**Problem to solve**
Your task is to repeat the listing exactly.

**Data in this exercise**

---------------

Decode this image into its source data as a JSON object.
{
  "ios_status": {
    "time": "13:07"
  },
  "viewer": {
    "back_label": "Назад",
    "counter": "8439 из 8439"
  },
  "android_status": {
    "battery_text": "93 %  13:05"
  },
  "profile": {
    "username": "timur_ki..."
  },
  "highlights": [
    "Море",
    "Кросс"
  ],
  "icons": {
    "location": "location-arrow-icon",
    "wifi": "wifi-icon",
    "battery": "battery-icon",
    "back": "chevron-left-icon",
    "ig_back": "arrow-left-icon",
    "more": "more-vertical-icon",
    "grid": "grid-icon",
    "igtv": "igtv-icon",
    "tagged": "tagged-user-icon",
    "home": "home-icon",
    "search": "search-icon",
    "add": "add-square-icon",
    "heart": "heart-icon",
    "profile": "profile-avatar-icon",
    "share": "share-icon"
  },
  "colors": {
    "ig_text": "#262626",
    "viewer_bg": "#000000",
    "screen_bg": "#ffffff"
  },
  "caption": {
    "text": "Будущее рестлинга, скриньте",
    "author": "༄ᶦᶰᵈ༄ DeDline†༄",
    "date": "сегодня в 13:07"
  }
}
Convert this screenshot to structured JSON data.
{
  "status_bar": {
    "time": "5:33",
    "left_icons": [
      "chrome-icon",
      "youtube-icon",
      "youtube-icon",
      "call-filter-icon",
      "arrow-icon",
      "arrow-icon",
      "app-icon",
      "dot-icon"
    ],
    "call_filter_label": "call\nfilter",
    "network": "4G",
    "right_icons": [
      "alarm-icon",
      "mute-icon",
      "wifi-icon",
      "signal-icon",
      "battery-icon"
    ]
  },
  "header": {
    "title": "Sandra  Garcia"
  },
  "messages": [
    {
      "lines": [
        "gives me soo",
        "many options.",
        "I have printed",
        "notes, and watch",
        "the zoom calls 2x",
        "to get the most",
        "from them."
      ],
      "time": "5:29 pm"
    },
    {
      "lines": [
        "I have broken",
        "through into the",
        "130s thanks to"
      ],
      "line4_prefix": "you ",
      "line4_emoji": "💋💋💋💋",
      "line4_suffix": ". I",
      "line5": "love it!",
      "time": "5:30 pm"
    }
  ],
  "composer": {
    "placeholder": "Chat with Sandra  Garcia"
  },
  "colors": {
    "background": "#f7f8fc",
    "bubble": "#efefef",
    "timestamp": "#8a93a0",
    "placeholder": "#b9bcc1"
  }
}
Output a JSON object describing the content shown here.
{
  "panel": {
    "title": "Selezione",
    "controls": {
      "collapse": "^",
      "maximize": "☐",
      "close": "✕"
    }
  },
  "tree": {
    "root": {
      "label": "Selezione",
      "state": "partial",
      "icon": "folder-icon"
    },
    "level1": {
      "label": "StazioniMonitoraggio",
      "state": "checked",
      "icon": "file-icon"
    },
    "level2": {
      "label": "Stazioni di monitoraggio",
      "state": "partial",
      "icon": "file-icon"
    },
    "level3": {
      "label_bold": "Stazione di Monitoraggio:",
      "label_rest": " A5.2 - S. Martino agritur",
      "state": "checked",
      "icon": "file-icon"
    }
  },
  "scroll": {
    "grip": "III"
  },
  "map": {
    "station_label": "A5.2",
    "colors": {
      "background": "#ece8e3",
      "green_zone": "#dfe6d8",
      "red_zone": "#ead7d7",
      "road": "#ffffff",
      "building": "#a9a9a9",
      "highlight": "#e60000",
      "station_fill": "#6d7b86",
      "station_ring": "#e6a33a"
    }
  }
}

---------------

**Completed exercise**
Decode this image into its source data as a JSON object.
{
  "ios_status": {
    "time": "13:07"
  },
  "viewer": {
    "back_label": "Назад",
    "counter": "8439 из 8439"
  },
  "android_status": {
    "battery_text": "93 %  13:05"
  },
  "profile": {
    "username": "timur_ki..."
  },
  "highlights": [
    "Море",
    "Кросс"
  ],
  "icons": {
    "location": "location-arrow-icon",
    "wifi": "wifi-icon",
    "battery": "battery-icon",
    "back": "chevron-left-icon",
    "ig_back": "arrow-left-icon",
    "more": "more-vertical-icon",
    "grid": "grid-icon",
    "igtv": "igtv-icon",
    "tagged": "tagged-user-icon",
    "home": "home-icon",
    "search": "search-icon",
    "add": "add-square-icon",
    "heart": "heart-icon",
    "profile": "profile-avatar-icon",
    "share": "share-icon"
  },
  "colors": {
    "ig_text": "#262626",
    "viewer_bg": "#000000",
    "screen_bg": "#ffffff"
  },
  "caption": {
    "text": "Будущее рестлинга, скриньте",
    "author": "༄ᶦᶰᵈ༄ DeDline†༄",
    "date": "сегодня в 13:07"
  }
}
Convert this screenshot to structured JSON data.
{
  "status_bar": {
    "time": "5:33",
    "left_icons": [
      "chrome-icon",
      "youtube-icon",
      "youtube-icon",
      "call-filter-icon",
      "arrow-icon",
      "arrow-icon",
      "app-icon",
      "dot-icon"
    ],
    "call_filter_label": "call\nfilter",
    "network": "4G",
    "right_icons": [
      "alarm-icon",
      "mute-icon",
      "wifi-icon",
      "signal-icon",
      "battery-icon"
    ]
  },
  "header": {
    "title": "Sandra  Garcia"
  },
  "messages": [
    {
      "lines": [
        "gives me soo",
        "many options.",
        "I have printed",
        "notes, and watch",
        "the zoom calls 2x",
        "to get the most",
        "from them."
      ],
      "time": "5:29 pm"
    },
    {
      "lines": [
        "I have broken",
        "through into the",
        "130s thanks to"
      ],
      "line4_prefix": "you ",
      "line4_emoji": "💋💋💋💋",
      "line4_suffix": ". I",
      "line5": "love it!",
      "time": "5:30 pm"
    }
  ],
  "composer": {
    "placeholder": "Chat with Sandra  Garcia"
  },
  "colors": {
    "background": "#f7f8fc",
    "bubble": "#efefef",
    "timestamp": "#8a93a0",
    "placeholder": "#b9bcc1"
  }
}
Output a JSON object describing the content shown here.
{
  "panel": {
    "title": "Selezione",
    "controls": {
      "collapse": "^",
      "maximize": "☐",
      "close": "✕"
    }
  },
  "tree": {
    "root": {
      "label": "Selezione",
      "state": "partial",
      "icon": "folder-icon"
    },
    "level1": {
      "label": "StazioniMonitoraggio",
      "state": "checked",
      "icon": "file-icon"
    },
    "level2": {
      "label": "Stazioni di monitoraggio",
      "state": "partial",
      "icon": "file-icon"
    },
    "level3": {
      "label_bold": "Stazione di Monitoraggio:",
      "label_rest": " A5.2 - S. Martino agritur",
      "state": "checked",
      "icon": "file-icon"
    }
  },
  "scroll": {
    "grip": "III"
  },
  "map": {
    "station_label": "A5.2",
    "colors": {
      "background": "#ece8e3",
      "green_zone": "#dfe6d8",
      "red_zone": "#ead7d7",
      "road": "#ffffff",
      "building": "#a9a9a9",
      "highlight": "#e60000",
      "station_fill": "#6d7b86",
      "station_ring": "#e6a33a"
    }
  }
}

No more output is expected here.